Records that describe figures:
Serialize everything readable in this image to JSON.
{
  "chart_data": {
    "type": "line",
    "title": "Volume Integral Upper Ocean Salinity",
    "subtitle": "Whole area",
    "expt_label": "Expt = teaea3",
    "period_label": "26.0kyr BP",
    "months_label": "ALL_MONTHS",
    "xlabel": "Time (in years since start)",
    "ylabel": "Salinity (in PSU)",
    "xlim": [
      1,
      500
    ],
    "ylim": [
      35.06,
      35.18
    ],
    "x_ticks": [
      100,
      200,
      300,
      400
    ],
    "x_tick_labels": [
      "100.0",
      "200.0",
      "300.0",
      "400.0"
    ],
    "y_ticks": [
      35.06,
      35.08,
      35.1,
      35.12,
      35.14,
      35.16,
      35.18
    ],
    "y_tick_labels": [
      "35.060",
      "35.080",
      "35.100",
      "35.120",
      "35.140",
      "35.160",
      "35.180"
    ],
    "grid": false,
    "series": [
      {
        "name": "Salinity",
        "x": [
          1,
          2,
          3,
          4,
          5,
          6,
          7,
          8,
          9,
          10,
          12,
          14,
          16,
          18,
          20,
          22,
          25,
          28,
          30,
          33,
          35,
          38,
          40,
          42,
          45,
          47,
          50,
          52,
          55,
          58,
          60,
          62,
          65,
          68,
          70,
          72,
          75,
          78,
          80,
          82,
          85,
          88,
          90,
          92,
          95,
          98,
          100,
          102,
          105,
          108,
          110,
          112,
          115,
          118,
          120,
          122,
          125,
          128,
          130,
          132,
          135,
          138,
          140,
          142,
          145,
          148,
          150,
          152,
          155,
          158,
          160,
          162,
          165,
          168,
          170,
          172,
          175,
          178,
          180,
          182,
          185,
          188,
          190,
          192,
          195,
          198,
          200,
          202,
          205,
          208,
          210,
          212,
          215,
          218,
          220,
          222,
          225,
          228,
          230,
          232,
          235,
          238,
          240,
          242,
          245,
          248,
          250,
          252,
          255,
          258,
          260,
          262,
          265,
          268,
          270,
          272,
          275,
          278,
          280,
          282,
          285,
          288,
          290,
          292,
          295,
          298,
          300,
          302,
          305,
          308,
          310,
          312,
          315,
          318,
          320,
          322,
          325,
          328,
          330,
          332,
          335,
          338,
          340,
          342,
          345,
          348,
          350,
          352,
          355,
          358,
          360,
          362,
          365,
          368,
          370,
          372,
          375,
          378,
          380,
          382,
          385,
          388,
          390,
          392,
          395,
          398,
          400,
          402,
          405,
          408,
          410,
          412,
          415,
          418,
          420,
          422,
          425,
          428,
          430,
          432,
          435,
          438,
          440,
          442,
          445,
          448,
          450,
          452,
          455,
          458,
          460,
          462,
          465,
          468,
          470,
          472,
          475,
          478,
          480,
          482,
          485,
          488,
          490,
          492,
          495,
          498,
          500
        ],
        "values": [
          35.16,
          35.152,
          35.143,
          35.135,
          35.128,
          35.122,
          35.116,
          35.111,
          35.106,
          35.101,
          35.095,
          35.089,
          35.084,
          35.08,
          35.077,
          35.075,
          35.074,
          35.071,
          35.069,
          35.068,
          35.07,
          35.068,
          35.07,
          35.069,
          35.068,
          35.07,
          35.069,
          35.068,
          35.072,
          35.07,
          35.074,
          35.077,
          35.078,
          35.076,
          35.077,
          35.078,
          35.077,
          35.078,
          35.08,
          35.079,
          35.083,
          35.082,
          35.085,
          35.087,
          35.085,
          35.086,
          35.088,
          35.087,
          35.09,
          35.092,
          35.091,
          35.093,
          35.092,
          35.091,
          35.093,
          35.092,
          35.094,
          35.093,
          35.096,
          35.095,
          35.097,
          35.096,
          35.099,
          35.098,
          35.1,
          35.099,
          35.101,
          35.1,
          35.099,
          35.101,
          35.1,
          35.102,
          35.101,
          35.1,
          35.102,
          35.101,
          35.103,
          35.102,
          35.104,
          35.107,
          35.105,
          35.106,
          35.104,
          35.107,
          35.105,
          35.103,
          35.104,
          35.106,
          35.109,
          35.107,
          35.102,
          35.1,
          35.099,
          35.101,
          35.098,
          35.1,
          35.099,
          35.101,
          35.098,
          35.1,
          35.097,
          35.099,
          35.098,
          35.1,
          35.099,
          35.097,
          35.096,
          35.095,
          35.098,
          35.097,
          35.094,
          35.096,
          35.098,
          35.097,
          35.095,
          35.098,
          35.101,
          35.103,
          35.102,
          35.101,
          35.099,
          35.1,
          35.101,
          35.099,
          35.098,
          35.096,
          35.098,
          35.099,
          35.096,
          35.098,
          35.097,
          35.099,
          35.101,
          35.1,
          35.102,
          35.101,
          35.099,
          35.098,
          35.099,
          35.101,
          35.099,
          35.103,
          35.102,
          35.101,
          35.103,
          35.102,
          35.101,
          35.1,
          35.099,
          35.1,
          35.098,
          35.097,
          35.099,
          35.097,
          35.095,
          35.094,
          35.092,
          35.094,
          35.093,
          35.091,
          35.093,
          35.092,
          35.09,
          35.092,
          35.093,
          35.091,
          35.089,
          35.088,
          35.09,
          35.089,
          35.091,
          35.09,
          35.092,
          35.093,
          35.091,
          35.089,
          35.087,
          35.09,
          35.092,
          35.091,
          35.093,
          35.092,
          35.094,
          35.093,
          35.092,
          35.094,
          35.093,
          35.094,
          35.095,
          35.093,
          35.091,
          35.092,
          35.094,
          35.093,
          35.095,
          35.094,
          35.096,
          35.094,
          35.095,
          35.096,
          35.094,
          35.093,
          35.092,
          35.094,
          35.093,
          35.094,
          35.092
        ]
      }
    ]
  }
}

▸ **Required work**
Return the whole listing exactly, with every line included.

▸ **The solution**
Serialize everything readable in this image to JSON.
{
  "chart_data": {
    "type": "line",
    "title": "Volume Integral Upper Ocean Salinity",
    "subtitle": "Whole area",
    "expt_label": "Expt = teaea3",
    "period_label": "26.0kyr BP",
    "months_label": "ALL_MONTHS",
    "xlabel": "Time (in years since start)",
    "ylabel": "Salinity (in PSU)",
    "xlim": [
      1,
      500
    ],
    "ylim": [
      35.06,
      35.18
    ],
    "x_ticks": [
      100,
      200,
      300,
      400
    ],
    "x_tick_labels": [
      "100.0",
      "200.0",
      "300.0",
      "400.0"
    ],
    "y_ticks": [
      35.06,
      35.08,
      35.1,
      35.12,
      35.14,
      35.16,
      35.18
    ],
    "y_tick_labels": [
      "35.060",
      "35.080",
      "35.100",
      "35.120",
      "35.140",
      "35.160",
      "35.180"
    ],
    "grid": false,
    "series": [
      {
        "name": "Salinity",
        "x": [
          1,
          2,
          3,
          4,
          5,
          6,
          7,
          8,
          9,
          10,
          12,
          14,
          16,
          18,
          20,
          22,
          25,
          28,
          30,
          33,
          35,
          38,
          40,
          42,
          45,
          47,
          50,
          52,
          55,
          58,
          60,
          62,
          65,
          68,
          70,
          72,
          75,
          78,
          80,
          82,
          85,
          88,
          90,
          92,
          95,
          98,
          100,
          102,
          105,
          108,
          110,
          112,
          115,
          118,
          120,
          122,
          125,
          128,
          130,
          132,
          135,
          138,
          140,
          142,
          145,
          148,
          150,
          152,
          155,
          158,
          160,
          162,
          165,
          168,
          170,
          172,
          175,
          178,
          180,
          182,
          185,
          188,
          190,
          192,
          195,
          198,
          200,
          202,
          205,
          208,
          210,
          212,
          215,
          218,
          220,
          222,
          225,
          228,
          230,
          232,
          235,
          238,
          240,
          242,
          245,
          248,
          250,
          252,
          255,
          258,
          260,
          262,
          265,
          268,
          270,
          272,
          275,
          278,
          280,
          282,
          285,
          288,
          290,
          292,
          295,
          298,
          300,
          302,
          305,
          308,
          310,
          312,
          315,
          318,
          320,
          322,
          325,
          328,
          330,
          332,
          335,
          338,
          340,
          342,
          345,
          348,
          350,
          352,
          355,
          358,
          360,
          362,
          365,
          368,
          370,
          372,
          375,
          378,
          380,
          382,
          385,
          388,
          390,
          392,
          395,
          398,
          400,
          402,
          405,
          408,
          410,
          412,
          415,
          418,
          420,
          422,
          425,
          428,
          430,
          432,
          435,
          438,
          440,
          442,
          445,
          448,
          450,
          452,
          455,
          458,
          460,
          462,
          465,
          468,
          470,
          472,
          475,
          478,
          480,
          482,
          485,
          488,
          490,
          492,
          495,
          498,
          500
        ],
        "values": [
          35.16,
          35.152,
          35.143,
          35.135,
          35.128,
          35.122,
          35.116,
          35.111,
          35.106,
          35.101,
          35.095,
          35.089,
          35.084,
          35.08,
          35.077,
          35.075,
          35.074,
          35.071,
          35.069,
          35.068,
          35.07,
          35.068,
          35.07,
          35.069,
          35.068,
          35.07,
          35.069,
          35.068,
          35.072,
          35.07,
          35.074,
          35.077,
          35.078,
          35.076,
          35.077,
          35.078,
          35.077,
          35.078,
          35.08,
          35.079,
          35.083,
          35.082,
          35.085,
          35.087,
          35.085,
          35.086,
          35.088,
          35.087,
          35.09,
          35.092,
          35.091,
          35.093,
          35.092,
          35.091,
          35.093,
          35.092,
          35.094,
          35.093,
          35.096,
          35.095,
          35.097,
          35.096,
          35.099,
          35.098,
          35.1,
          35.099,
          35.101,
          35.1,
          35.099,
          35.101,
          35.1,
          35.102,
          35.101,
          35.1,
          35.102,
          35.101,
          35.103,
          35.102,
          35.104,
          35.107,
          35.105,
          35.106,
          35.104,
          35.107,
          35.105,
          35.103,
          35.104,
          35.106,
          35.109,
          35.107,
          35.102,
          35.1,
          35.099,
          35.101,
          35.098,
          35.1,
          35.099,
          35.101,
          35.098,
          35.1,
          35.097,
          35.099,
          35.098,
          35.1,
          35.099,
          35.097,
          35.096,
          35.095,
          35.098,
          35.097,
          35.094,
          35.096,
          35.098,
          35.097,
          35.095,
          35.098,
          35.101,
          35.103,
          35.102,
          35.101,
          35.099,
          35.1,
          35.101,
          35.099,
          35.098,
          35.096,
          35.098,
          35.099,
          35.096,
          35.098,
          35.097,
          35.099,
          35.101,
          35.1,
          35.102,
          35.101,
          35.099,
          35.098,
          35.099,
          35.101,
          35.099,
          35.103,
          35.102,
          35.101,
          35.103,
          35.102,
          35.101,
          35.1,
          35.099,
          35.1,
          35.098,
          35.097,
          35.099,
          35.097,
          35.095,
          35.094,
          35.092,
          35.094,
          35.093,
          35.091,
          35.093,
          35.092,
          35.09,
          35.092,
          35.093,
          35.091,
          35.089,
          35.088,
          35.09,
          35.089,
          35.091,
          35.09,
          35.092,
          35.093,
          35.091,
          35.089,
          35.087,
          35.09,
          35.092,
          35.091,
          35.093,
          35.092,
          35.094,
          35.093,
          35.092,
          35.094,
          35.093,
          35.094,
          35.095,
          35.093,
          35.091,
          35.092,
          35.094,
          35.093,
          35.095,
          35.094,
          35.096,
          35.094,
          35.095,
          35.096,
          35.094,
          35.093,
          35.092,
          35.094,
          35.093,
          35.094,
          35.092
        ]
      }
    ]
  }
}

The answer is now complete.